● What to do:
Lines containing the string "трех" are to be counted; report the number and nothing more.

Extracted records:

--

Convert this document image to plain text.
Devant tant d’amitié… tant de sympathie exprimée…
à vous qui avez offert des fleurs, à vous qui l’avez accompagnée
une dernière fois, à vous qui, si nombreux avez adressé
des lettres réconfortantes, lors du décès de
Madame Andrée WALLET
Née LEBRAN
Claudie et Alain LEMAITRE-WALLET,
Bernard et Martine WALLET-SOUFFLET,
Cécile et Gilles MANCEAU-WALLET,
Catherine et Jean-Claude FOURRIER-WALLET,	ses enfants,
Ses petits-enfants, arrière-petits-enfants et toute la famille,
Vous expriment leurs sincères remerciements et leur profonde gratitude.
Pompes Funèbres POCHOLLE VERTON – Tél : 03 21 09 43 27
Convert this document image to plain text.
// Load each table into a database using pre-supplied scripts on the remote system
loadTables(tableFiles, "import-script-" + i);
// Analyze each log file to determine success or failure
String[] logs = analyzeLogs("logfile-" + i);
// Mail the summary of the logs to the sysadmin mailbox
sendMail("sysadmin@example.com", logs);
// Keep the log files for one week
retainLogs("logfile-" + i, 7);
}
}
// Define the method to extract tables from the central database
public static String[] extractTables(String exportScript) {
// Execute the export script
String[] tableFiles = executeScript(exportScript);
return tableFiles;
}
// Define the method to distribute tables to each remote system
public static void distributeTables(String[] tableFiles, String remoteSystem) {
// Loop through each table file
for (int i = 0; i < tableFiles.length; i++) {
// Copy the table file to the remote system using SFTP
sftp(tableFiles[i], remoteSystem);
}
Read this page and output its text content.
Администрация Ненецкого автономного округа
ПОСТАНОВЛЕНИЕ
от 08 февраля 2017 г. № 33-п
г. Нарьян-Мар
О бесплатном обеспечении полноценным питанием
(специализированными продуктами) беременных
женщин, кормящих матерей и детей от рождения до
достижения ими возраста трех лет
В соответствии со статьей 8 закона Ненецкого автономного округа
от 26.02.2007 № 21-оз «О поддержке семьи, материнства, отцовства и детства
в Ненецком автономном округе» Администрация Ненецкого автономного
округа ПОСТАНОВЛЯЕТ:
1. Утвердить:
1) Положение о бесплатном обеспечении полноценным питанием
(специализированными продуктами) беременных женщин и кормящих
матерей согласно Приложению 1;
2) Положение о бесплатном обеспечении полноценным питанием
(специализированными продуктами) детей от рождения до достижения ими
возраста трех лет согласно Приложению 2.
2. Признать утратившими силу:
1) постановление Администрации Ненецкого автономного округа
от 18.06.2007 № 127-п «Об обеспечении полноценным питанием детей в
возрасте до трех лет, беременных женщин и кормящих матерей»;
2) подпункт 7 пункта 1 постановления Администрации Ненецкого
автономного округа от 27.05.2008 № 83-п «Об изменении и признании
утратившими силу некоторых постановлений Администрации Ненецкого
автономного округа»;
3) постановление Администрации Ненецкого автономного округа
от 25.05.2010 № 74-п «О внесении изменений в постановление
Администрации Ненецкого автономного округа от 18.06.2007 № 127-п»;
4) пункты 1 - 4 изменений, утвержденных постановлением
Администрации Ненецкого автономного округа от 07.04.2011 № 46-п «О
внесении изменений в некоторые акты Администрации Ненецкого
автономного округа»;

--

● Response to this exercise:
3